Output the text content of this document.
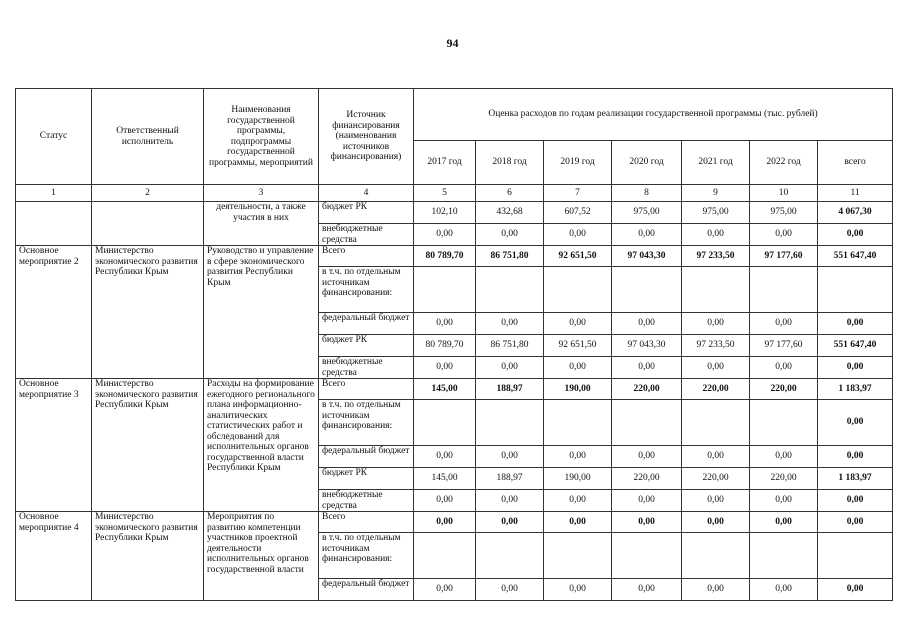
94
Статус	Ответственный исполнитель	Наименования государственной программы, подпрограммы государственной программы, мероприятий	Источник финансирования (наименования источников финансирования)	Оценка расходов по годам реализации государственной программы (тыс. рублей)						
				2017 год	2018 год	2019 год	2020 год	2021 год	2022 год	всего
1	2	3	4	5	6	7	8	9	10	11
		деятельности, а также участия в них	бюджет РК	102,10	432,68	607,52	975,00	975,00	975,00	4 067,30
			внебюджетные средства	0,00	0,00	0,00	0,00	0,00	0,00	0,00
Основное мероприятие 2	Министерство экономического развития Республики Крым	Руководство и управление в сфере экономического развития Республики Крым	Всего	80 789,70	86 751,80	92 651,50	97 043,30	97 233,50	97 177,60	551 647,40
			в т.ч. по отдельным источникам финансирования:							
			федеральный бюджет	0,00	0,00	0,00	0,00	0,00	0,00	0,00
			бюджет РК	80 789,70	86 751,80	92 651,50	97 043,30	97 233,50	97 177,60	551 647,40
			внебюджетные средства	0,00	0,00	0,00	0,00	0,00	0,00	0,00
Основное мероприятие 3	Министерство экономического развития Республики Крым	Расходы на формирование ежегодного регионального плана информационно-аналитических статистических работ и обследований для исполнительных органов государственной власти Республики Крым	Всего	145,00	188,97	190,00	220,00	220,00	220,00	1 183,97
			в т.ч. по отдельным источникам финансирования:							0,00
			федеральный бюджет	0,00	0,00	0,00	0,00	0,00	0,00	0,00
			бюджет РК	145,00	188,97	190,00	220,00	220,00	220,00	1 183,97
			внебюджетные средства	0,00	0,00	0,00	0,00	0,00	0,00	0,00
Основное мероприятие 4	Министерство экономического развития Республики Крым	Мероприятия по развитию компетенции участников проектной деятельности исполнительных органов государственной власти	Всего	0,00	0,00	0,00	0,00	0,00	0,00	0,00
			в т.ч. по отдельным источникам финансирования:							
			федеральный бюджет	0,00	0,00	0,00	0,00	0,00	0,00	0,00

**PROBLEM TO WORK ON**
Transcribe each line above verbatim, with the pictures left out.

**EXPECTED ANSWER**
Output the text content of this document.
94
Статус	Ответственный исполнитель	Наименования государственной программы, подпрограммы государственной программы, мероприятий	Источник финансирования (наименования источников финансирования)	Оценка расходов по годам реализации государственной программы (тыс. рублей)						
				2017 год	2018 год	2019 год	2020 год	2021 год	2022 год	всего
1	2	3	4	5	6	7	8	9	10	11
		деятельности, а также участия в них	бюджет РК	102,10	432,68	607,52	975,00	975,00	975,00	4 067,30
			внебюджетные средства	0,00	0,00	0,00	0,00	0,00	0,00	0,00
Основное мероприятие 2	Министерство экономического развития Республики Крым	Руководство и управление в сфере экономического развития Республики Крым	Всего	80 789,70	86 751,80	92 651,50	97 043,30	97 233,50	97 177,60	551 647,40
			в т.ч. по отдельным источникам финансирования:							
			федеральный бюджет	0,00	0,00	0,00	0,00	0,00	0,00	0,00
			бюджет РК	80 789,70	86 751,80	92 651,50	97 043,30	97 233,50	97 177,60	551 647,40
			внебюджетные средства	0,00	0,00	0,00	0,00	0,00	0,00	0,00
Основное мероприятие 3	Министерство экономического развития Республики Крым	Расходы на формирование ежегодного регионального плана информационно-аналитических статистических работ и обследований для исполнительных органов государственной власти Республики Крым	Всего	145,00	188,97	190,00	220,00	220,00	220,00	1 183,97
			в т.ч. по отдельным источникам финансирования:							0,00
			федеральный бюджет	0,00	0,00	0,00	0,00	0,00	0,00	0,00
			бюджет РК	145,00	188,97	190,00	220,00	220,00	220,00	1 183,97
			внебюджетные средства	0,00	0,00	0,00	0,00	0,00	0,00	0,00
Основное мероприятие 4	Министерство экономического развития Республики Крым	Мероприятия по развитию компетенции участников проектной деятельности исполнительных органов государственной власти	Всего	0,00	0,00	0,00	0,00	0,00	0,00	0,00
			в т.ч. по отдельным источникам финансирования:							
			федеральный бюджет	0,00	0,00	0,00	0,00	0,00	0,00	0,00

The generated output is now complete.